Stored records:
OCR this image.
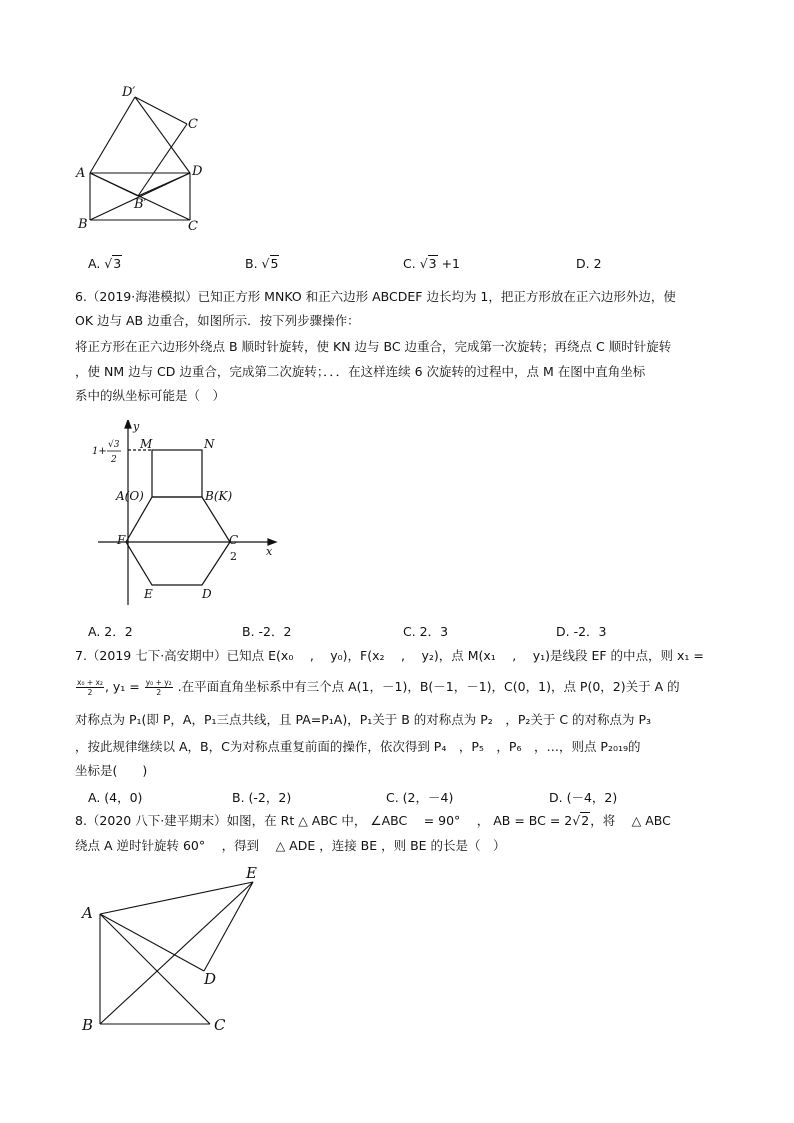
D′
C
A	D
B′
B	C
A. √3	B. √5	C. √3 +1	D. 2
6.（2019·海港模拟）已知正方形 MNKO 和正六边形 ABCDEF 边长均为 1，把正方形放在正六边形外边，使
OK 边与 AB 边重合，如图所示．按下列步骤操作：
将正方形在正六边形外绕点 B 顺时针旋转，使 KN 边与 BC 边重合，完成第一次旋转；再绕点 C 顺时针旋转
，使 NM 边与 CD 边重合，完成第二次旋转；．．．在这样连续 6 次旋转的过程中，点 M 在图中直角坐标
系中的纵坐标可能是（　）
y
x
1+
√3
2
M	N
A(O)	B(K)
F	C
D
E
2
A. 2．2	B. -2．2	C. 2．3	D. -2．3
7.（2019 七下·高安期中）已知点 E(x₀ 　, 　y₀)，F(x₂ 　, 　y₂)，点 M(x₁ 　, 　y₁)是线段 EF 的中点，则 x₁ =
$\frac{\text{x₀ + x₂}}{2}$ , $y_1 = \frac{\text{y₀ + y₂}}{2}$ .在平面直角坐标系中有三个点 A(1，－1)，B(－1，－1)，C(0，1)，点 P(0，2)关于 A 的
对称点为 P₁(即 P，A，P₁三点共线，且 PA=P₁A)，P₁关于 B 的对称点为 P₂　，P₂关于 C 的对称点为 P₃
，按此规律继续以 A，B，C为对称点重复前面的操作，依次得到 P₄　，P₅　，P₆　，…，则点 P₂₀₁₉的
坐标是(　　)
A. (4，0)	B. (-2，2)	C. (2，－4)	D. (－4，2)
8.（2020 八下·建平期末）如图，在 Rt △ ABC 中， ∠ABC 　= 90° 　， AB = BC = 2√2，将　 △ ABC
绕点 A 逆时针旋转 60° 　，得到　 △ ADE ，连接 BE ，则 BE 的长是（　）
A
E
D
B	C
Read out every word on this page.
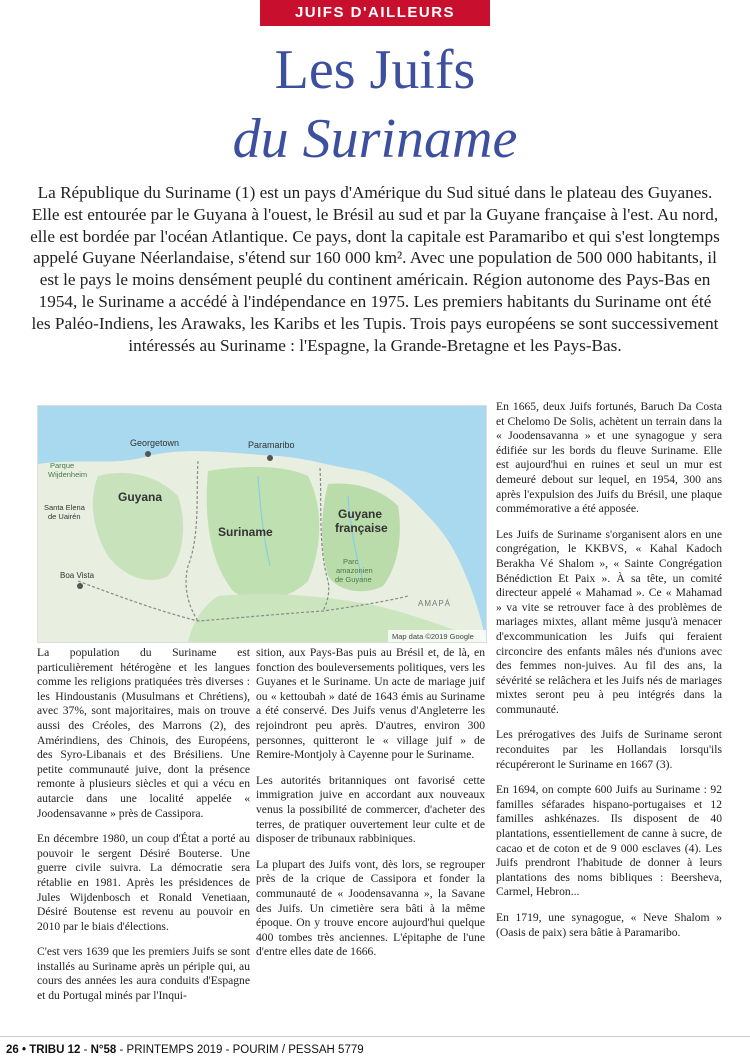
JUIFS D'AILLEURS
Les Juifs
du Suriname
La République du Suriname (1) est un pays d'Amérique du Sud situé dans le plateau des Guyanes. Elle est entourée par le Guyana à l'ouest, le Brésil au sud et par la Guyane française à l'est. Au nord, elle est bordée par l'océan Atlantique. Ce pays, dont la capitale est Paramaribo et qui s'est longtemps appelé Guyane Néerlandaise, s'étend sur 160 000 km². Avec une population de 500 000 habitants, il est le pays le moins densément peuplé du continent américain. Région autonome des Pays-Bas en 1954, le Suriname a accédé à l'indépendance en 1975. Les premiers habitants du Suriname ont été les Paléo-Indiens, les Arawaks, les Karibs et les Tupis. Trois pays européens se sont successivement intéressés au Suriname : l'Espagne, la Grande-Bretagne et les Pays-Bas.
Georgetown	Paramaribo
Guyana
Suriname
Guyane
française
Parque
Wijdenheim
Santa Elena
de Uairén
Boa Vista
Parc
amazonien
de Guyane
AMAPÁ
Map data ©2019 Google

La population du Suriname est particulièrement hétérogène et les langues comme les religions pratiquées très diverses : les Hindoustanis (Musulmans et Chrétiens), avec 37%, sont majoritaires, mais on trouve aussi des Créoles, des Marrons (2), des Amérindiens, des Chinois, des Européens, des Syro-Libanais et des Brésiliens. Une petite communauté juive, dont la présence remonte à plusieurs siècles et qui a vécu en autarcie dans une localité appelée « Joodensavanne » près de Cassipora.

En décembre 1980, un coup d'État a porté au pouvoir le sergent Désiré Bouterse. Une guerre civile suivra. La démocratie sera rétablie en 1981. Après les présidences de Jules Wijdenbosch et Ronald Venetiaan, Désiré Boutense est revenu au pouvoir en 2010 par le biais d'élections.

C'est vers 1639 que les premiers Juifs se sont installés au Suriname après un périple qui, au cours des années les aura conduits d'Espagne et du Portugal minés par l'Inqui-

sition, aux Pays-Bas puis au Brésil et, de là, en fonction des bouleversements politiques, vers les Guyanes et le Suriname. Un acte de mariage juif ou « kettoubah » daté de 1643 émis au Suriname a été conservé. Des Juifs venus d'Angleterre les rejoindront peu après. D'autres, environ 300 personnes, quitteront le « village juif » de Remire-Montjoly à Cayenne pour le Suriname.

Les autorités britanniques ont favorisé cette immigration juive en accordant aux nouveaux venus la possibilité de commercer, d'acheter des terres, de pratiquer ouvertement leur culte et de disposer de tribunaux rabbiniques.

La plupart des Juifs vont, dès lors, se regrouper près de la crique de Cassipora et fonder la communauté de « Joodensavanna », la Savane des Juifs. Un cimetière sera bâti à la même époque. On y trouve encore aujourd'hui quelque 400 tombes très anciennes. L'épitaphe de l'une d'entre elles date de 1666.

En 1665, deux Juifs fortunés, Baruch Da Costa et Chelomo De Solis, achètent un terrain dans la « Joodensavanna » et une synagogue y sera édifiée sur les bords du fleuve Suriname. Elle est aujourd'hui en ruines et seul un mur est demeuré debout sur lequel, en 1954, 300 ans après l'expulsion des Juifs du Brésil, une plaque commémorative a été apposée.

Les Juifs de Suriname s'organisent alors en une congrégation, le KKBVS, « Kahal Kadoch Berakha Vé Shalom », « Sainte Congrégation Bénédiction Et Paix ». À sa tête, un comité directeur appelé « Mahamad ». Ce « Mahamad » va vite se retrouver face à des problèmes de mariages mixtes, allant même jusqu'à menacer d'excommunication les Juifs qui feraient circoncire des enfants mâles nés d'unions avec des femmes non-juives. Au fil des ans, la sévérité se relâchera et les Juifs nés de mariages mixtes seront peu à peu intégrés dans la communauté.

Les prérogatives des Juifs de Suriname seront reconduites par les Hollandais lorsqu'ils récupéreront le Suriname en 1667 (3).

En 1694, on compte 600 Juifs au Suriname : 92 familles séfarades hispano-portugaises et 12 familles ashkénazes. Ils disposent de 40 plantations, essentiellement de canne à sucre, de cacao et de coton et de 9 000 esclaves (4). Les Juifs prendront l'habitude de donner à leurs plantations des noms bibliques : Beersheva, Carmel, Hebron...

En 1719, une synagogue, « Neve Shalom » (Oasis de paix) sera bâtie à Paramaribo.

26 • TRIBU 12 - N°58 - PRINTEMPS 2019 - POURIM / PESSAH 5779
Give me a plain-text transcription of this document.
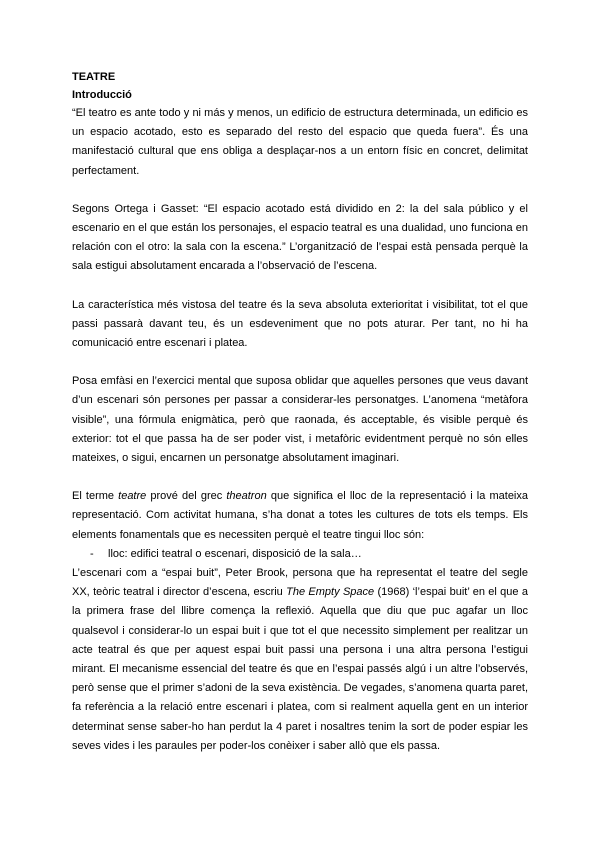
TEATRE
Introducció

“El teatro es ante todo y ni más y menos, un edificio de estructura determinada, un edificio es un espacio acotado, esto es separado del resto del espacio que queda fuera”. És una manifestació cultural que ens obliga a desplaçar-nos a un entorn físic en concret, delimitat perfectament.

Segons Ortega i Gasset: “El espacio acotado está dividido en 2: la del sala público y el escenario en el que están los personajes, el espacio teatral es una dualidad, uno funciona en relación con el otro: la sala con la escena.” L’organització de l’espai està pensada perquè la sala estigui absolutament encarada a l’observació de l’escena.

La característica més vistosa del teatre és la seva absoluta exterioritat i visibilitat, tot el que passi passarà davant teu, és un esdeveniment que no pots aturar. Per tant, no hi ha comunicació entre escenari i platea.

Posa emfàsi en l’exercici mental que suposa oblidar que aquelles persones que veus davant d’un escenari són persones per passar a considerar-les personatges. L’anomena “metàfora visible”, una fórmula enigmàtica, però que raonada, és acceptable, és visible perquè és exterior: tot el que passa ha de ser poder vist, i metafòric evidentment perquè no són elles mateixes, o sigui, encarnen un personatge absolutament imaginari.

El terme teatre prové del grec theatron que significa el lloc de la representació i la mateixa representació. Com activitat humana, s’ha donat a totes les cultures de tots els temps. Els elements fonamentals que es necessiten perquè el teatre tingui lloc són:

-	lloc: edifici teatral o escenari, disposició de la sala…

L’escenari com a “espai buit”, Peter Brook, persona que ha representat el teatre del segle XX, teòric teatral i director d’escena, escriu The Empty Space (1968) ‘l’espai buit’ en el que a la primera frase del llibre comença la reflexió. Aquella que diu que puc agafar un lloc qualsevol i considerar-lo un espai buit i que tot el que necessito simplement per realitzar un acte teatral és que per aquest espai buit passi una persona i una altra persona l’estigui mirant. El mecanisme essencial del teatre és que en l’espai passés algú i un altre l’observés, però sense que el primer s’adoni de la seva existència. De vegades, s’anomena quarta paret, fa referència a la relació entre escenari i platea, com si realment aquella gent en un interior determinat sense saber-ho han perdut la 4 paret i nosaltres tenim la sort de poder espiar les seves vides i les paraules per poder-los conèixer i saber allò que els passa.
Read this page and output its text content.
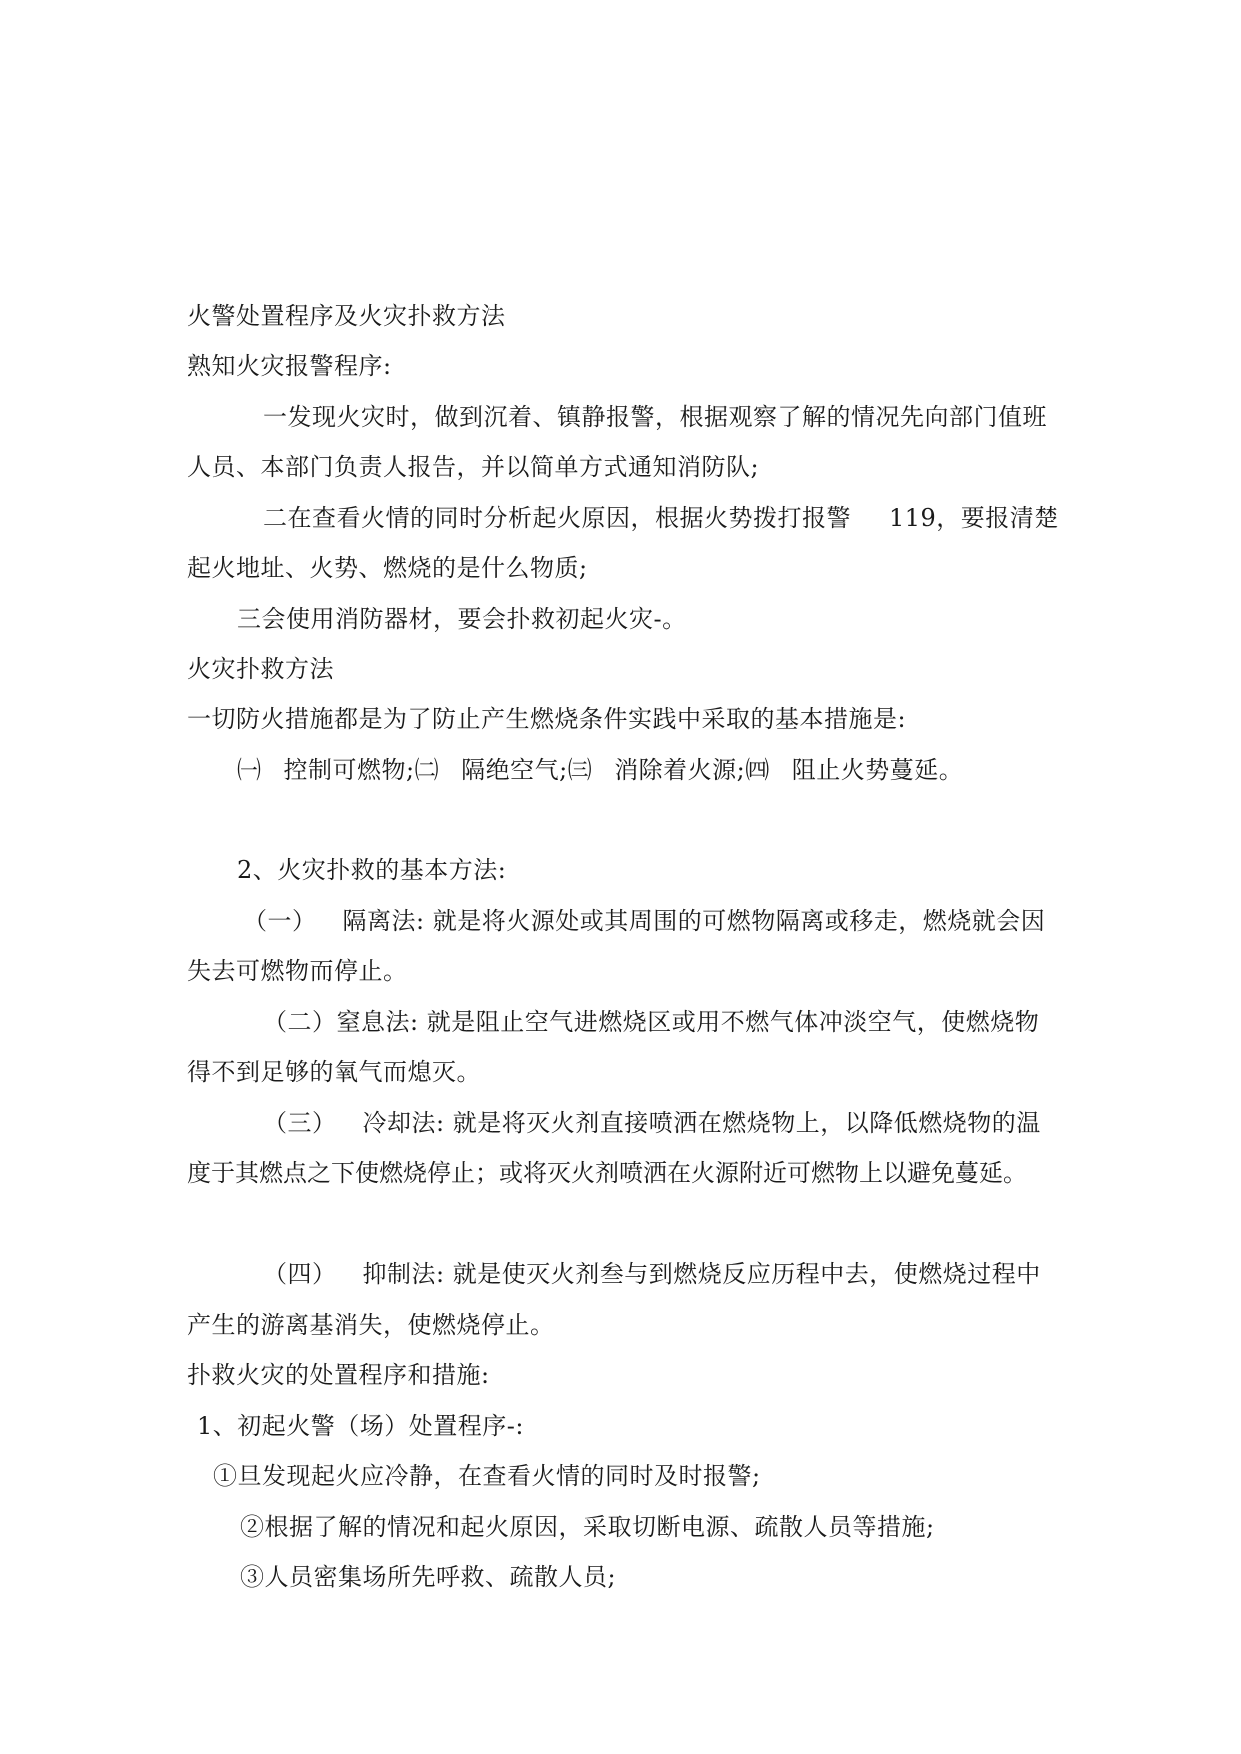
火警处置程序及火灾扑救方法
熟知火灾报警程序:
一发现火灾时，做到沉着、镇静报警，根据观察了解的情况先向部门值班
人员、本部门负责人报告，并以简单方式通知消防队;
二在查看火情的同时分析起火原因，根据火势拨打报警 119，要报清楚
起火地址、火势、燃烧的是什么物质;
三会使用消防器材，要会扑救初起火灾-。
火灾扑救方法
一切防火措施都是为了防止产生燃烧条件实践中采取的基本措施是:
㈠ 控制可燃物;㈡ 隔绝空气;㈢ 消除着火源;㈣ 阻止火势蔓延。
2、火灾扑救的基本方法:
（一） 隔离法: 就是将火源处或其周围的可燃物隔离或移走，燃烧就会因
失去可燃物而停止。
（二）窒息法: 就是阻止空气进燃烧区或用不燃气体冲淡空气，使燃烧物
得不到足够的氧气而熄灭。
（三） 冷却法: 就是将灭火剂直接喷洒在燃烧物上，以降低燃烧物的温
度于其燃点之下使燃烧停止；或将灭火剂喷洒在火源附近可燃物上以避免蔓延。
（四） 抑制法: 就是使灭火剂叁与到燃烧反应历程中去，使燃烧过程中
产生的游离基消失，使燃烧停止。
扑救火灾的处置程序和措施:
1、初起火警（场）处置程序-:
①旦发现起火应冷静，在查看火情的同时及时报警;
②根据了解的情况和起火原因，采取切断电源、疏散人员等措施;
③人员密集场所先呼救、疏散人员;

◆ Work required
Output only the lines running from the line with "Read this page and output its text content." through the last line of the entries above, inclusive, with pictures excluded.

◆ Final result
Read this page and output its text content.
火警处置程序及火灾扑救方法
熟知火灾报警程序:
一发现火灾时，做到沉着、镇静报警，根据观察了解的情况先向部门值班
人员、本部门负责人报告，并以简单方式通知消防队;
二在查看火情的同时分析起火原因，根据火势拨打报警 119，要报清楚
起火地址、火势、燃烧的是什么物质;
三会使用消防器材，要会扑救初起火灾-。
火灾扑救方法
一切防火措施都是为了防止产生燃烧条件实践中采取的基本措施是:
㈠ 控制可燃物;㈡ 隔绝空气;㈢ 消除着火源;㈣ 阻止火势蔓延。
2、火灾扑救的基本方法:
（一） 隔离法: 就是将火源处或其周围的可燃物隔离或移走，燃烧就会因
失去可燃物而停止。
（二）窒息法: 就是阻止空气进燃烧区或用不燃气体冲淡空气，使燃烧物
得不到足够的氧气而熄灭。
（三） 冷却法: 就是将灭火剂直接喷洒在燃烧物上，以降低燃烧物的温
度于其燃点之下使燃烧停止；或将灭火剂喷洒在火源附近可燃物上以避免蔓延。
（四） 抑制法: 就是使灭火剂叁与到燃烧反应历程中去，使燃烧过程中
产生的游离基消失，使燃烧停止。
扑救火灾的处置程序和措施:
1、初起火警（场）处置程序-:
①旦发现起火应冷静，在查看火情的同时及时报警;
②根据了解的情况和起火原因，采取切断电源、疏散人员等措施;
③人员密集场所先呼救、疏散人员;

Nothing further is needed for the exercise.